[Start QUOTED PASSAGE]
Message 1: dissimilation

Date: Tue, 14 Jul 92 12:09:02 CDdissimilation
From: Jennifer Cole <colelees.cogsci.uiuc.edu>
Subject: dissimilation

We are grateful to D.Stampe for sharing his views on dissimilation
with us [vol. 3.551]. In our summary of responses to our query on
dissimilation [vol. 3-546], we noted that we had not yet received any
productive cases of long-distance (beyond the syllable) dissimilation.
The only candidate was Latin Liquid Dissimilation, which has been
argued by Bernhard Hurch not to be productive as a long-distance
process. Stampe contends that the Latin case should nonetheless be
counted. Fortunately, the entire argument need not rest on the status
of Latin. As we reported in an update to our summary [vol. 3-560],
there are apparently two better examples of truly productive
long-distance dissimilation, recently brought to our attention by
David Odden and Wayles Brown: Meeussen's Rule and Georgian Liquid
Dissimilation.

However, we are puzzled by Stampe's arguments.

Citing Donegan (1978) and Jesperson, Stampe suggests that
dissimilation occurs between non-adjacent sounds when the intervening
sound is likely to assimilate to the flanking identical sounds. When
one of the flanking sounds dissimilates, it effectively blocks that
assimilation. Stampe says,

> If "distant" dissimilations of consonants protect the sounds they
> flank from complete assimilation, we wouldn't expect dissimilation
> either (1) if the flanked sounds are so many or so different from the
> flanking consonants as to resist assimilation, or (2) if there are no
> flanked sounds.

It seems to us that under this analysis long-distance dissimilation is
actually highly unlikely. How are we to reconcile Stampe's proposal
with the facts of Meuussen's Rule or Georgian Liquid Dissimilation?
In what sense are the flanked sounds (in caps) in Georgian
[phrANG-Uli] `French' (from /phrang-ur-i/) highly similar, so as to be
threatened by assimilation from the flanking r...r?

Stampe comments on Hurch's position that

> "productivity gradually decreases the
> more distant the [dissimilator] is from the [dissimilatee]". Good.
[End QUOTED PASSAGE]
[Start DATASET ROWS]
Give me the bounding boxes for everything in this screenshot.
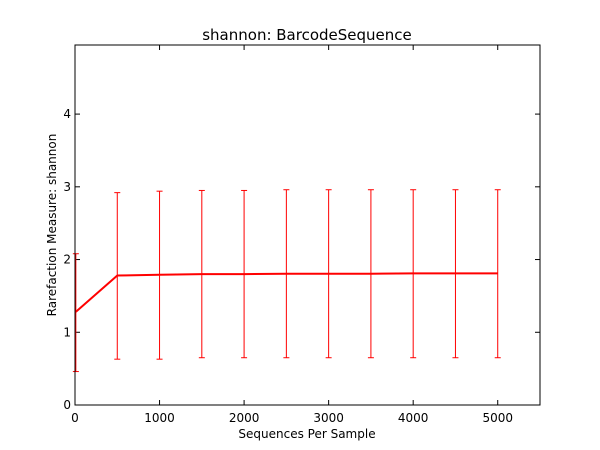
y-axis-label: Rarefaction Measure: shannon — [45, 134, 59, 317]
x-axis-label: Sequences Per Sample — [238, 427, 375, 441]
x-tick-label: 3000 — [313, 411, 344, 425]
y-tick-label: 1 — [63, 325, 71, 339]
series-line — [75, 272, 498, 313]
x-tick-label: 2000 — [229, 411, 260, 425]
y-tick-label: 0 — [63, 398, 71, 412]
chart-title: shannon: BarcodeSequence — [202, 26, 412, 44]
y-tick-label: 3 — [63, 180, 71, 194]
plot-area-frame — [74, 44, 541, 406]
y-tick-label: 2 — [63, 253, 71, 267]
y-tick-label: 4 — [63, 107, 71, 121]
x-tick-label: 4000 — [398, 411, 429, 425]
series-lines — [75, 272, 498, 313]
x-tick-label: 5000 — [482, 411, 513, 425]
tick-labels: 0 1000 2000 3000 4000 5000 0 1 2 3 4 — [63, 107, 513, 425]
x-tick-label: 0 — [71, 411, 79, 425]
x-tick-label: 1000 — [144, 411, 175, 425]
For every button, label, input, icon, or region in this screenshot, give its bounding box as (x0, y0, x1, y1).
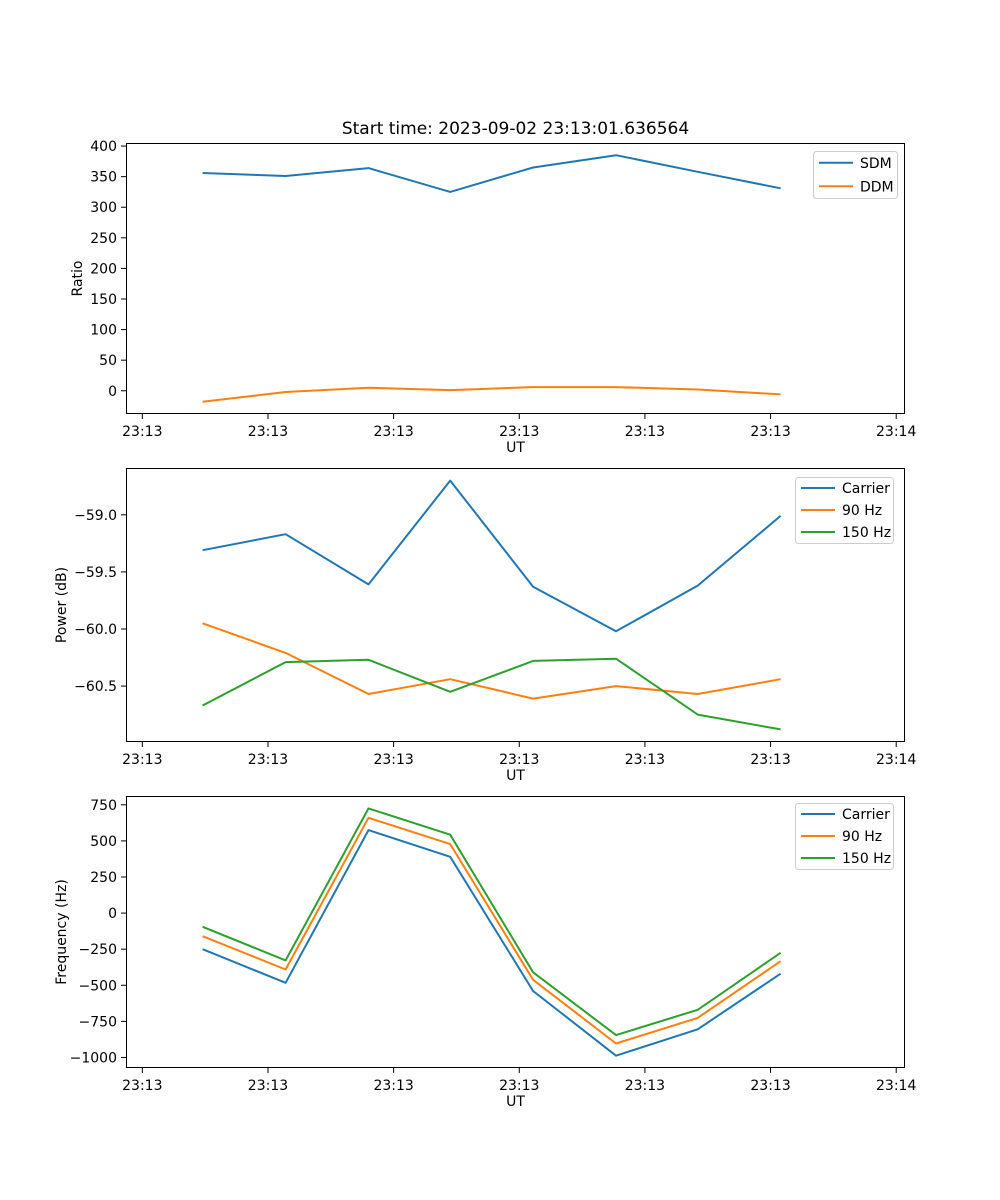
[End DATASET ROWS]
▶ _WHAT THIS EXERCISE ASKS_
[a] Decide whether each statement below agrees with the message on dissimilation, and answer yes or no for each, quoting the words of the message that settle it: (i) Bernhard Hurch argued that Latin Liquid Dissimilation is not productive as a long-distance process. (ii) The two better examples of productive long-distance dissimilation were brought to the authors' attention by Donegan and Jesperson. (iii) The Georgian form for "French" is derived from /phrang-ur-i/.
[b] Carry the message on dissimilation forward from its final line, continuing in the same voice.

▶ _ANSWERS PROVIDED_
[a]
(i) Yes: "has been argued by Bernhard Hurch not to be productive as a long-distance process."
(ii) No: "recently brought to our attention by David Odden and Wayles Brown"
(iii) Yes: "(from /phrang-ur-i/)"

[b]
> But if adjacency favors dissimilation, why doesn't ll dissimilate in
> mellis (not *melris)?

Under his proposed account of dissimilation as a means of blocking
assimilation, Stampe argues that

>
> (2) we would NEVER expect dissimilation in mellis (*melris), where
> there is no flanked sound to protect from assimilation. (The only
> other reason for dissimilating two sounds is to keep them from
> assimilating to each other, but ll can't get any more similar!)

First of all, as we pointed out in a previous message, /mellis/ is not
a good example. It cannot undergo dissimilation simply because it does
not contain the suffix /-alis/. But leaving this aside,and leaving
geminate blockage aside (which may take place when in fact there is a
single long segment instead of two adjacent identical segments) there
certainly are cases where adjacent identical sounds dissimilate. A
couple of examples from Basque: the final /s/ of the negative particle
/es/ becomes [t] before another /s/; e.g.: /es-sara/ [etsara] 'you are
not'. In Biscayan Basque stem-final /a/ becomes [e] before the
singular determiner /a/: /alaba-a/ [alabea] 'the daughter'.
So, dissimilation involving adjacent identical sounds is attested.

We are unclear on another of Stampe's points. He states that,

> Another puzzle: Dissimilations, like other fortitions, apply in
> narrower prosodic domains only if they apply in wider domains.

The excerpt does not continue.